* _What the task asks_
Take each line containing "Starts" and report it exactly as written.

** Start Supplied material **

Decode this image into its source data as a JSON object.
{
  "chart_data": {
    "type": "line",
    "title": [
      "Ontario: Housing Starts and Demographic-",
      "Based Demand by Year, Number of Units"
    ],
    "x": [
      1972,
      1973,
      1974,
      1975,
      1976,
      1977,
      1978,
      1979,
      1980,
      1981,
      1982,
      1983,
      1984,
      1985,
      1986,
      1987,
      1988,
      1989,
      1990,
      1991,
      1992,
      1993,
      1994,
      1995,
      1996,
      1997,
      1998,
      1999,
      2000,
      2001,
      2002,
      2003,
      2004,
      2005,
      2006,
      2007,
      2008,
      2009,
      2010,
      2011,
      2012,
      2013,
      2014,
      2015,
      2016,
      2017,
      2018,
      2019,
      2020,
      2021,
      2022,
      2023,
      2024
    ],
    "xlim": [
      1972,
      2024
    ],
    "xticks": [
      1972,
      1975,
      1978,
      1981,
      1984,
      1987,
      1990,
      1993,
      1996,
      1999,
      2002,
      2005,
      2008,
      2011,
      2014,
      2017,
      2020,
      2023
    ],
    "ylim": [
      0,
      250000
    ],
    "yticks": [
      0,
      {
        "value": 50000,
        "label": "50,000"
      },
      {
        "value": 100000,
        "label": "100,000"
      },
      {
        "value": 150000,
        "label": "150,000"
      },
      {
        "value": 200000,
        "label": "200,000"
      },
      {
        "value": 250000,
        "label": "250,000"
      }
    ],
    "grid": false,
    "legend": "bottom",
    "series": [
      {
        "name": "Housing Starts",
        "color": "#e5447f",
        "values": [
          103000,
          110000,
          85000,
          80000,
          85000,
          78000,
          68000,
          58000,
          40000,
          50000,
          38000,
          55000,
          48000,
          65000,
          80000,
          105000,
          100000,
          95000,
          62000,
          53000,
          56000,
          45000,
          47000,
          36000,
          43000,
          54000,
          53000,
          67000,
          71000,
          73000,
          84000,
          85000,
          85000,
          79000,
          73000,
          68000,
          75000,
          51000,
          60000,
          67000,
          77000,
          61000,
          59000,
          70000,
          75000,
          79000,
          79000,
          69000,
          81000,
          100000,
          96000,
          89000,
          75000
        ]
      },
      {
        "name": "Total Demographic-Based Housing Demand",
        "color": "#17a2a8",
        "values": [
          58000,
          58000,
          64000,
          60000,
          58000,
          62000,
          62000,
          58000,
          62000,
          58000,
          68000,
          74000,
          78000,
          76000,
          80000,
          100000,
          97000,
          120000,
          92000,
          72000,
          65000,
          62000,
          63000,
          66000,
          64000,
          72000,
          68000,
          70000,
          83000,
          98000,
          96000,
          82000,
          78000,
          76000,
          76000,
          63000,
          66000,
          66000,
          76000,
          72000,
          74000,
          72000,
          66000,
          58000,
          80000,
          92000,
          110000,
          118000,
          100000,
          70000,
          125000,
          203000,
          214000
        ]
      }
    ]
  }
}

** End Supplied material **

* _Full response_
      "Ontario: Housing Starts and Demographic-",
        "name": "Housing Starts",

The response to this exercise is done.